DIRECTION: Repeat the whole listing exactly as written.

DATA ENTRIES:
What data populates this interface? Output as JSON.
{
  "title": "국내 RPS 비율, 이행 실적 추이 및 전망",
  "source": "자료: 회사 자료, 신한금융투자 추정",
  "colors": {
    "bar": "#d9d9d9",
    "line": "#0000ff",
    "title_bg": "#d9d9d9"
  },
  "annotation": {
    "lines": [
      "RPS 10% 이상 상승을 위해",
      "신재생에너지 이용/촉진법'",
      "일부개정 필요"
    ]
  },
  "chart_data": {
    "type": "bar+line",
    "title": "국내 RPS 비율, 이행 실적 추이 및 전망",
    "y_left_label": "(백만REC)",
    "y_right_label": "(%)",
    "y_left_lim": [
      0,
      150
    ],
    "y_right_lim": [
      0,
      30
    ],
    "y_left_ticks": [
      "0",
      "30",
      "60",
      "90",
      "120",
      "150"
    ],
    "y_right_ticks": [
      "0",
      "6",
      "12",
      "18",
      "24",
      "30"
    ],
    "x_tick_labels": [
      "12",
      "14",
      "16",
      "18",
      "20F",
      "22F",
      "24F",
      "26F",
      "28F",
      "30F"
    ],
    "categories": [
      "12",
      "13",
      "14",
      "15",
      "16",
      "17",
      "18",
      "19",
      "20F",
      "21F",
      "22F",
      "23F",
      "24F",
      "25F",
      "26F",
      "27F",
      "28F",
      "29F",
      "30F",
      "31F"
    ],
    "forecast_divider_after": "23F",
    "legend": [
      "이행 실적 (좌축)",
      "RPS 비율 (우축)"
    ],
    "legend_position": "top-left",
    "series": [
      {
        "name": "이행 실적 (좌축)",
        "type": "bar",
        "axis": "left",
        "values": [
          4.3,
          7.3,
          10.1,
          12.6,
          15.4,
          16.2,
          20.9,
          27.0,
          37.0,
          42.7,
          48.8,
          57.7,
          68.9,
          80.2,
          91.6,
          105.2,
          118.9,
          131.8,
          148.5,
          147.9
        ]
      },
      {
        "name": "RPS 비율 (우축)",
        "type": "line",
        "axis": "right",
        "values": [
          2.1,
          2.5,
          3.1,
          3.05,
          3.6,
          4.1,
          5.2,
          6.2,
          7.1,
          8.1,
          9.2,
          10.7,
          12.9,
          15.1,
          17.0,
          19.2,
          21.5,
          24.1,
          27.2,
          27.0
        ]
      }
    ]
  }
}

OUTPUT FOR THIS TASK:
What data populates this interface? Output as JSON.
{
  "title": "국내 RPS 비율, 이행 실적 추이 및 전망",
  "source": "자료: 회사 자료, 신한금융투자 추정",
  "colors": {
    "bar": "#d9d9d9",
    "line": "#0000ff",
    "title_bg": "#d9d9d9"
  },
  "annotation": {
    "lines": [
      "RPS 10% 이상 상승을 위해",
      "신재생에너지 이용/촉진법'",
      "일부개정 필요"
    ]
  },
  "chart_data": {
    "type": "bar+line",
    "title": "국내 RPS 비율, 이행 실적 추이 및 전망",
    "y_left_label": "(백만REC)",
    "y_right_label": "(%)",
    "y_left_lim": [
      0,
      150
    ],
    "y_right_lim": [
      0,
      30
    ],
    "y_left_ticks": [
      "0",
      "30",
      "60",
      "90",
      "120",
      "150"
    ],
    "y_right_ticks": [
      "0",
      "6",
      "12",
      "18",
      "24",
      "30"
    ],
    "x_tick_labels": [
      "12",
      "14",
      "16",
      "18",
      "20F",
      "22F",
      "24F",
      "26F",
      "28F",
      "30F"
    ],
    "categories": [
      "12",
      "13",
      "14",
      "15",
      "16",
      "17",
      "18",
      "19",
      "20F",
      "21F",
      "22F",
      "23F",
      "24F",
      "25F",
      "26F",
      "27F",
      "28F",
      "29F",
      "30F",
      "31F"
    ],
    "forecast_divider_after": "23F",
    "legend": [
      "이행 실적 (좌축)",
      "RPS 비율 (우축)"
    ],
    "legend_position": "top-left",
    "series": [
      {
        "name": "이행 실적 (좌축)",
        "type": "bar",
        "axis": "left",
        "values": [
          4.3,
          7.3,
          10.1,
          12.6,
          15.4,
          16.2,
          20.9,
          27.0,
          37.0,
          42.7,
          48.8,
          57.7,
          68.9,
          80.2,
          91.6,
          105.2,
          118.9,
          131.8,
          148.5,
          147.9
        ]
      },
      {
        "name": "RPS 비율 (우축)",
        "type": "line",
        "axis": "right",
        "values": [
          2.1,
          2.5,
          3.1,
          3.05,
          3.6,
          4.1,
          5.2,
          6.2,
          7.1,
          8.1,
          9.2,
          10.7,
          12.9,
          15.1,
          17.0,
          19.2,
          21.5,
          24.1,
          27.2,
          27.0
        ]
      }
    ]
  }
}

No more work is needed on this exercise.